#### [Entries]
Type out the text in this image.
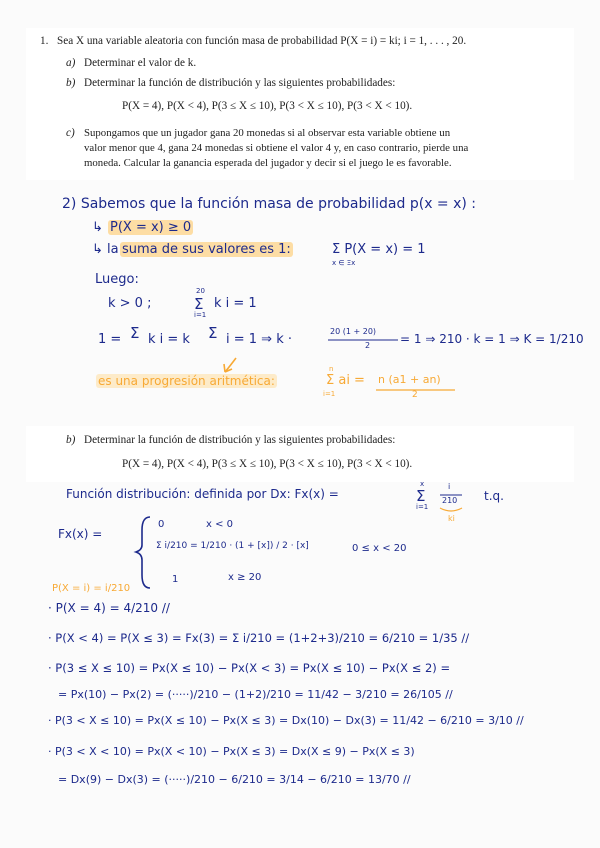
1. Sea X una variable aleatoria con función masa de probabilidad P(X = i) = ki; i = 1, . . . , 20.
a) Determinar el valor de k.
b) Determinar la función de distribución y las siguientes probabilidades:
P(X = 4), P(X < 4), P(3 ≤ X ≤ 10), P(3 < X ≤ 10), P(3 < X < 10).
c) Supongamos que un jugador gana 20 monedas si al observar esta variable obtiene un
valor menor que 4, gana 24 monedas si obtiene el valor 4 y, en caso contrario, pierde una
moneda. Calcular la ganancia esperada del jugador y decir si el juego le es favorable.
2) Sabemos que la función masa de probabilidad p(x = x) :
↳ P(X = x) ≥ 0
↳ la suma de sus valores es 1:	Σ P(X = x) = 1
x ∈ Ξx
Luego:
k > 0 ;
20
Σ
i=1
k i = 1
1 = Σ k i = k Σ i = 1 ⇒ k ·
20 (1 + 20)
2 = 1 ⇒ 210 · k = 1 ⇒ K = 1/210
es una progresión aritmética:
n
Σ ai =
i=1
n (a1 + an)
2
b) Determinar la función de distribución y las siguientes probabilidades:
P(X = 4), P(X < 4), P(3 ≤ X ≤ 10), P(3 < X ≤ 10), P(3 < X < 10).
Función distribución: definida por Dx: Fx(x) =
x
Σ
i=1
i
210 t.q.
ki
Fx(x) =
0	x < 0
Σ i/210 = 1/210 · (1 + [x]) / 2 · [x]	0 ≤ x < 20
1	x ≥ 20
P(X = i) = i/210
· P(X = 4) = 4/210 //
· P(X < 4) = P(X ≤ 3) = Fx(3) = Σ i/210 = (1+2+3)/210 = 6/210 = 1/35 //
· P(3 ≤ X ≤ 10) = Px(X ≤ 10) − Px(X < 3) = Px(X ≤ 10) − Px(X ≤ 2) =
= Px(10) − Px(2) = (·····)/210 − (1+2)/210 = 11/42 − 3/210 = 26/105 //
· P(3 < X ≤ 10) = Px(X ≤ 10) − Px(X ≤ 3) = Dx(10) − Dx(3) = 11/42 − 6/210 = 3/10 //
· P(3 < X < 10) = Px(X < 10) − Px(X ≤ 3) = Dx(X ≤ 9) − Px(X ≤ 3)
= Dx(9) − Dx(3) = (·····)/210 − 6/210 = 3/14 − 6/210 = 13/70 //
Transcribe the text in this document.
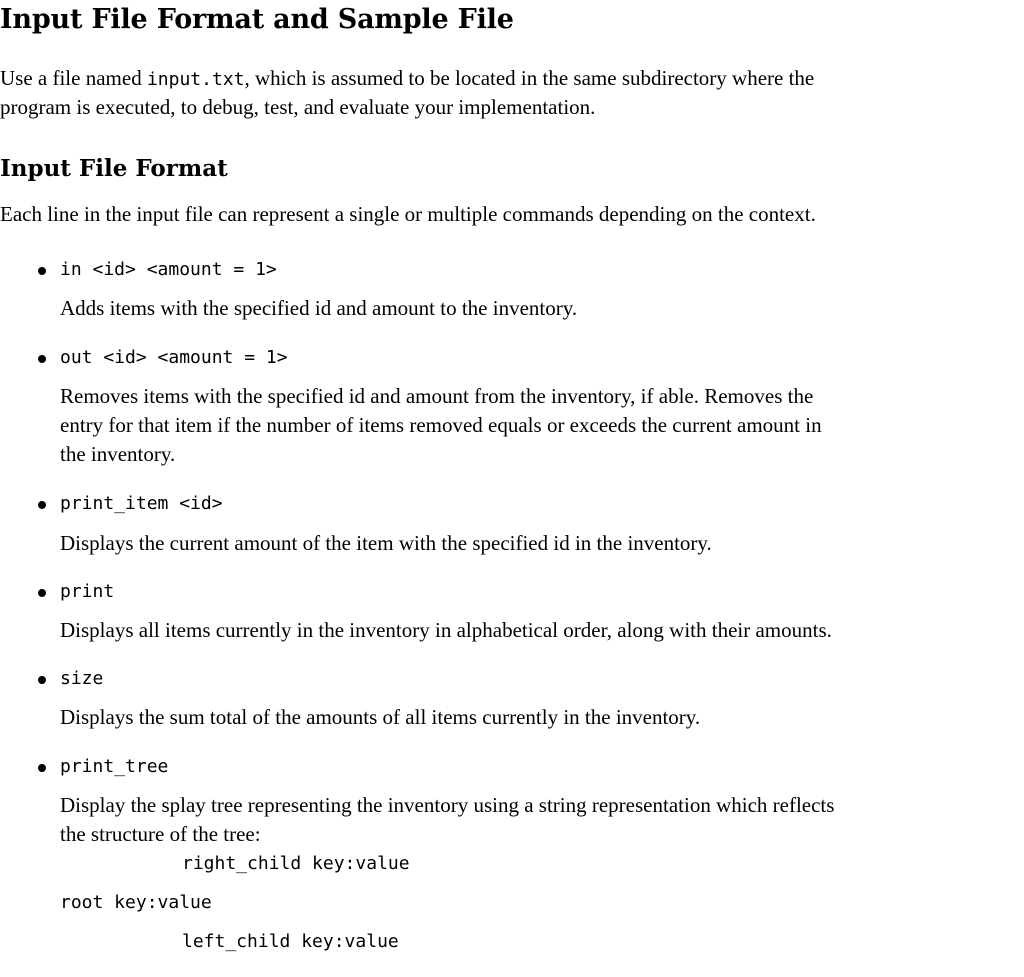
Input File Format and Sample File
Use a file named input.txt, which is assumed to be located in the same subdirectory where the
program is executed, to debug, test, and evaluate your implementation.
Input File Format
Each line in the input file can represent a single or multiple commands depending on the context.
in <id> <amount = 1>
Adds items with the specified id and amount to the inventory.
out <id> <amount = 1>
Removes items with the specified id and amount from the inventory, if able. Removes the
entry for that item if the number of items removed equals or exceeds the current amount in
the inventory.
print_item <id>
Displays the current amount of the item with the specified id in the inventory.
print
Displays all items currently in the inventory in alphabetical order, along with their amounts.
size
Displays the sum total of the amounts of all items currently in the inventory.
print_tree
Display the splay tree representing the inventory using a string representation which reflects
the structure of the tree:
right_child key:value
root key:value
left_child key:value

#### [Problem]
Repeat the material above in full and unchanged, minus its images.

#### [The result]
Type out the text in this image.
1. Sea X una variable aleatoria con función masa de probabilidad P(X = i) = ki; i = 1, . . . , 20.
a) Determinar el valor de k.
b) Determinar la función de distribución y las siguientes probabilidades:
P(X = 4), P(X < 4), P(3 ≤ X ≤ 10), P(3 < X ≤ 10), P(3 < X < 10).
c) Supongamos que un jugador gana 20 monedas si al observar esta variable obtiene un
valor menor que 4, gana 24 monedas si obtiene el valor 4 y, en caso contrario, pierde una
moneda. Calcular la ganancia esperada del jugador y decir si el juego le es favorable.
2) Sabemos que la función masa de probabilidad p(x = x) :
↳ P(X = x) ≥ 0
↳ la suma de sus valores es 1:	Σ P(X = x) = 1
x ∈ Ξx
Luego:
k > 0 ;
20
Σ
i=1
k i = 1
1 = Σ k i = k Σ i = 1 ⇒ k ·
20 (1 + 20)
2 = 1 ⇒ 210 · k = 1 ⇒ K = 1/210
es una progresión aritmética:
n
Σ ai =
i=1
n (a1 + an)
2
b) Determinar la función de distribución y las siguientes probabilidades:
P(X = 4), P(X < 4), P(3 ≤ X ≤ 10), P(3 < X ≤ 10), P(3 < X < 10).
Función distribución: definida por Dx: Fx(x) =
x
Σ
i=1
i
210 t.q.
ki
Fx(x) =
0	x < 0
Σ i/210 = 1/210 · (1 + [x]) / 2 · [x]	0 ≤ x < 20
1	x ≥ 20
P(X = i) = i/210
· P(X = 4) = 4/210 //
· P(X < 4) = P(X ≤ 3) = Fx(3) = Σ i/210 = (1+2+3)/210 = 6/210 = 1/35 //
· P(3 ≤ X ≤ 10) = Px(X ≤ 10) − Px(X < 3) = Px(X ≤ 10) − Px(X ≤ 2) =
= Px(10) − Px(2) = (·····)/210 − (1+2)/210 = 11/42 − 3/210 = 26/105 //
· P(3 < X ≤ 10) = Px(X ≤ 10) − Px(X ≤ 3) = Dx(10) − Dx(3) = 11/42 − 6/210 = 3/10 //
· P(3 < X < 10) = Px(X < 10) − Px(X ≤ 3) = Dx(X ≤ 9) − Px(X ≤ 3)
= Dx(9) − Dx(3) = (·····)/210 − 6/210 = 3/14 − 6/210 = 13/70 //
Transcribe the text in this document.
Input File Format and Sample File
Use a file named input.txt, which is assumed to be located in the same subdirectory where the
program is executed, to debug, test, and evaluate your implementation.
Input File Format
Each line in the input file can represent a single or multiple commands depending on the context.
in <id> <amount = 1>
Adds items with the specified id and amount to the inventory.
out <id> <amount = 1>
Removes items with the specified id and amount from the inventory, if able. Removes the
entry for that item if the number of items removed equals or exceeds the current amount in
the inventory.
print_item <id>
Displays the current amount of the item with the specified id in the inventory.
print
Displays all items currently in the inventory in alphabetical order, along with their amounts.
size
Displays the sum total of the amounts of all items currently in the inventory.
print_tree
Display the splay tree representing the inventory using a string representation which reflects
the structure of the tree:
right_child key:value
root key:value
left_child key:value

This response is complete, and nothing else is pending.